(Boxed element entries)
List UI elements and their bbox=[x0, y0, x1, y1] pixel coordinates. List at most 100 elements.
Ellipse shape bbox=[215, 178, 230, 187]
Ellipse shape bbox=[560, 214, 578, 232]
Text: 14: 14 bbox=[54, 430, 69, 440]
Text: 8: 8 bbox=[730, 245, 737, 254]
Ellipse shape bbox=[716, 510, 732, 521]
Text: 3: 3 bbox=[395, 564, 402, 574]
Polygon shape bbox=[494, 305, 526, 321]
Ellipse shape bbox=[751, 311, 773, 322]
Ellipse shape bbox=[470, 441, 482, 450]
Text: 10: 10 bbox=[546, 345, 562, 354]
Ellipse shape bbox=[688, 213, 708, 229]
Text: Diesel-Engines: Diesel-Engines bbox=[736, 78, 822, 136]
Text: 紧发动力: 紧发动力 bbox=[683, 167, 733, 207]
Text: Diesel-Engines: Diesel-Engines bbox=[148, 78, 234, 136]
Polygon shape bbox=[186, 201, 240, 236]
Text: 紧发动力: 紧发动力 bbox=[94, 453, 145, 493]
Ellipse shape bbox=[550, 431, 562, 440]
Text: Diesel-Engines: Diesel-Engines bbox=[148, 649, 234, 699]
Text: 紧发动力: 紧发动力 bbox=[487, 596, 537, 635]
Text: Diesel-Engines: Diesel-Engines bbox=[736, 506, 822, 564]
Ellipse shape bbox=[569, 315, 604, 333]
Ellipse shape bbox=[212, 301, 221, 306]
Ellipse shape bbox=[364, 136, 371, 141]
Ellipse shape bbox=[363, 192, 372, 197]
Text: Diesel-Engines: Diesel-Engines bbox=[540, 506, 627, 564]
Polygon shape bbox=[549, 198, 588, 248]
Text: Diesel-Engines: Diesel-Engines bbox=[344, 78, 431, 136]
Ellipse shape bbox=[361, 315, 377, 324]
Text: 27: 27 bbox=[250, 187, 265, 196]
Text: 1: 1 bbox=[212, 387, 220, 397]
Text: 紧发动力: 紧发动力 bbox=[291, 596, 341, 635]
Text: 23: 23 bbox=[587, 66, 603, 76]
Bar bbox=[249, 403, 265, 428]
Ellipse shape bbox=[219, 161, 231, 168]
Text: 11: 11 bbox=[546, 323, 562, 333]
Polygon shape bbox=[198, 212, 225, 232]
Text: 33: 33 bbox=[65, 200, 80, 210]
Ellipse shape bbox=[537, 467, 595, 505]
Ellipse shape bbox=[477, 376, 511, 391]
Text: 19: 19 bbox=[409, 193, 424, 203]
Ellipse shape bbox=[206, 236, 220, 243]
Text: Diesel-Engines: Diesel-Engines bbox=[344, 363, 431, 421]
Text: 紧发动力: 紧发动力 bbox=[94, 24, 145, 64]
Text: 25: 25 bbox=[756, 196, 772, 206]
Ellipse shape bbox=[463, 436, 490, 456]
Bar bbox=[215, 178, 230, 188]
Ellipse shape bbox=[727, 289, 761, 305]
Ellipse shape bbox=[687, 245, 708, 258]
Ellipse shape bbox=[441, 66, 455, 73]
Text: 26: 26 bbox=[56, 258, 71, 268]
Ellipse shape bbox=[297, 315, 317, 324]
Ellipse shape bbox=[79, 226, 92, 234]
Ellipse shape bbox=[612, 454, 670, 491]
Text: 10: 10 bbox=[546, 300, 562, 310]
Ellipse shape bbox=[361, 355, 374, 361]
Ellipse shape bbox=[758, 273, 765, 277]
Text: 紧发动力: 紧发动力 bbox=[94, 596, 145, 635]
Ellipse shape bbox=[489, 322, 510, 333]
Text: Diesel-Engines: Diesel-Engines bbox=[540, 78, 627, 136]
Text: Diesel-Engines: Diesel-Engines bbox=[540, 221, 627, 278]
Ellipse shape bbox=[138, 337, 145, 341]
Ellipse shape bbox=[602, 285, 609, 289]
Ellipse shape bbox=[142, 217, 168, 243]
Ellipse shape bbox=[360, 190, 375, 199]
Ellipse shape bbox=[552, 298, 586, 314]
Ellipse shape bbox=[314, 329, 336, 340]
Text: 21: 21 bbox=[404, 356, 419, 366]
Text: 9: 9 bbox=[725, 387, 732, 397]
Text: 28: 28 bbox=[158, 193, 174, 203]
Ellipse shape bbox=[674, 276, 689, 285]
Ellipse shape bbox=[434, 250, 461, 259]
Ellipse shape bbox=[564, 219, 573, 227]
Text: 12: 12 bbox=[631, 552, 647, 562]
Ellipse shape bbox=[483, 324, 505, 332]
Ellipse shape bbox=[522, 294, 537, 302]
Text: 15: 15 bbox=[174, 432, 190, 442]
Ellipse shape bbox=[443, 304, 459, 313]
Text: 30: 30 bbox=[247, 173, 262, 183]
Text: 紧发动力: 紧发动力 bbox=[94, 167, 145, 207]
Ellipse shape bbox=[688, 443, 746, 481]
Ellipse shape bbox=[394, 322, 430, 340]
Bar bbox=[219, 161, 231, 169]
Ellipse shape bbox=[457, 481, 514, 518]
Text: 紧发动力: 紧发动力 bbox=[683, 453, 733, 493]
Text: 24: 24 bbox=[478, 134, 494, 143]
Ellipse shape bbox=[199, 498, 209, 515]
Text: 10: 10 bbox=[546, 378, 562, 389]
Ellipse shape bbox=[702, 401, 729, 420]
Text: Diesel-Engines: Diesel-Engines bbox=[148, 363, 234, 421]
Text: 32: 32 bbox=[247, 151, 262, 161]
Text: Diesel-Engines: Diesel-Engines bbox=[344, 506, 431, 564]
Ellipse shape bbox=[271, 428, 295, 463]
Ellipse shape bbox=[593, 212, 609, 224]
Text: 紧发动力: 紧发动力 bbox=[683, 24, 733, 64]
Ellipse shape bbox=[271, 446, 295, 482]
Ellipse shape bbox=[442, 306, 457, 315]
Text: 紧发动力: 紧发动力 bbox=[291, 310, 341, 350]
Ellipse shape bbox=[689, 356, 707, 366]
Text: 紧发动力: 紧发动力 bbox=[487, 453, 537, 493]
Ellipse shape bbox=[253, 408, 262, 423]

Aim of the task: Copy every line of the listing above, character for character.

Worked answer:
List UI elements and their bbox=[x0, y0, x1, y1] pixel coordinates. List at most 100 elements.
Ellipse shape bbox=[215, 178, 230, 187]
Ellipse shape bbox=[560, 214, 578, 232]
Text: 14: 14 bbox=[54, 430, 69, 440]
Text: 8: 8 bbox=[730, 245, 737, 254]
Ellipse shape bbox=[716, 510, 732, 521]
Text: 3: 3 bbox=[395, 564, 402, 574]
Polygon shape bbox=[494, 305, 526, 321]
Ellipse shape bbox=[751, 311, 773, 322]
Ellipse shape bbox=[470, 441, 482, 450]
Text: 10: 10 bbox=[546, 345, 562, 354]
Ellipse shape bbox=[688, 213, 708, 229]
Text: Diesel-Engines: Diesel-Engines bbox=[736, 78, 822, 136]
Text: 紧发动力: 紧发动力 bbox=[683, 167, 733, 207]
Text: Diesel-Engines: Diesel-Engines bbox=[148, 78, 234, 136]
Polygon shape bbox=[186, 201, 240, 236]
Text: 紧发动力: 紧发动力 bbox=[94, 453, 145, 493]
Ellipse shape bbox=[550, 431, 562, 440]
Text: Diesel-Engines: Diesel-Engines bbox=[148, 649, 234, 699]
Text: 紧发动力: 紧发动力 bbox=[487, 596, 537, 635]
Text: Diesel-Engines: Diesel-Engines bbox=[736, 506, 822, 564]
Ellipse shape bbox=[569, 315, 604, 333]
Ellipse shape bbox=[212, 301, 221, 306]
Ellipse shape bbox=[364, 136, 371, 141]
Ellipse shape bbox=[363, 192, 372, 197]
Text: Diesel-Engines: Diesel-Engines bbox=[540, 506, 627, 564]
Polygon shape bbox=[549, 198, 588, 248]
Text: Diesel-Engines: Diesel-Engines bbox=[344, 78, 431, 136]
Ellipse shape bbox=[361, 315, 377, 324]
Text: 27: 27 bbox=[250, 187, 265, 196]
Text: 1: 1 bbox=[212, 387, 220, 397]
Text: 紧发动力: 紧发动力 bbox=[291, 596, 341, 635]
Text: 23: 23 bbox=[587, 66, 603, 76]
Bar bbox=[249, 403, 265, 428]
Ellipse shape bbox=[219, 161, 231, 168]
Text: 11: 11 bbox=[546, 323, 562, 333]
Polygon shape bbox=[198, 212, 225, 232]
Text: 33: 33 bbox=[65, 200, 80, 210]
Ellipse shape bbox=[537, 467, 595, 505]
Ellipse shape bbox=[477, 376, 511, 391]
Text: 19: 19 bbox=[409, 193, 424, 203]
Ellipse shape bbox=[206, 236, 220, 243]
Text: Diesel-Engines: Diesel-Engines bbox=[344, 363, 431, 421]
Text: 紧发动力: 紧发动力 bbox=[94, 24, 145, 64]
Text: 25: 25 bbox=[756, 196, 772, 206]
Ellipse shape bbox=[463, 436, 490, 456]
Bar bbox=[215, 178, 230, 188]
Ellipse shape bbox=[727, 289, 761, 305]
Ellipse shape bbox=[687, 245, 708, 258]
Ellipse shape bbox=[441, 66, 455, 73]
Text: 26: 26 bbox=[56, 258, 71, 268]
Ellipse shape bbox=[297, 315, 317, 324]
Ellipse shape bbox=[79, 226, 92, 234]
Ellipse shape bbox=[612, 454, 670, 491]
Text: 10: 10 bbox=[546, 300, 562, 310]
Ellipse shape bbox=[361, 355, 374, 361]
Ellipse shape bbox=[758, 273, 765, 277]
Text: 紧发动力: 紧发动力 bbox=[94, 596, 145, 635]
Ellipse shape bbox=[489, 322, 510, 333]
Text: Diesel-Engines: Diesel-Engines bbox=[540, 78, 627, 136]
Text: Diesel-Engines: Diesel-Engines bbox=[540, 221, 627, 278]
Ellipse shape bbox=[138, 337, 145, 341]
Ellipse shape bbox=[602, 285, 609, 289]
Ellipse shape bbox=[142, 217, 168, 243]
Ellipse shape bbox=[360, 190, 375, 199]
Ellipse shape bbox=[552, 298, 586, 314]
Ellipse shape bbox=[314, 329, 336, 340]
Text: 21: 21 bbox=[404, 356, 419, 366]
Text: 9: 9 bbox=[725, 387, 732, 397]
Text: 28: 28 bbox=[158, 193, 174, 203]
Ellipse shape bbox=[674, 276, 689, 285]
Ellipse shape bbox=[434, 250, 461, 259]
Ellipse shape bbox=[564, 219, 573, 227]
Text: 12: 12 bbox=[631, 552, 647, 562]
Ellipse shape bbox=[483, 324, 505, 332]
Ellipse shape bbox=[522, 294, 537, 302]
Text: 15: 15 bbox=[174, 432, 190, 442]
Ellipse shape bbox=[443, 304, 459, 313]
Text: 30: 30 bbox=[247, 173, 262, 183]
Text: 紧发动力: 紧发动力 bbox=[94, 167, 145, 207]
Ellipse shape bbox=[688, 443, 746, 481]
Ellipse shape bbox=[394, 322, 430, 340]
Bar bbox=[219, 161, 231, 169]
Ellipse shape bbox=[457, 481, 514, 518]
Text: 紧发动力: 紧发动力 bbox=[683, 453, 733, 493]
Text: 24: 24 bbox=[478, 134, 494, 143]
Ellipse shape bbox=[199, 498, 209, 515]
Text: 10: 10 bbox=[546, 378, 562, 389]
Ellipse shape bbox=[702, 401, 729, 420]
Text: Diesel-Engines: Diesel-Engines bbox=[148, 363, 234, 421]
Text: 32: 32 bbox=[247, 151, 262, 161]
Text: Diesel-Engines: Diesel-Engines bbox=[344, 506, 431, 564]
Ellipse shape bbox=[271, 428, 295, 463]
Ellipse shape bbox=[593, 212, 609, 224]
Text: 紧发动力: 紧发动力 bbox=[683, 24, 733, 64]
Ellipse shape bbox=[271, 446, 295, 482]
Ellipse shape bbox=[442, 306, 457, 315]
Text: 紧发动力: 紧发动力 bbox=[291, 310, 341, 350]
Ellipse shape bbox=[689, 356, 707, 366]
Text: 紧发动力: 紧发动力 bbox=[487, 453, 537, 493]
Ellipse shape bbox=[253, 408, 262, 423]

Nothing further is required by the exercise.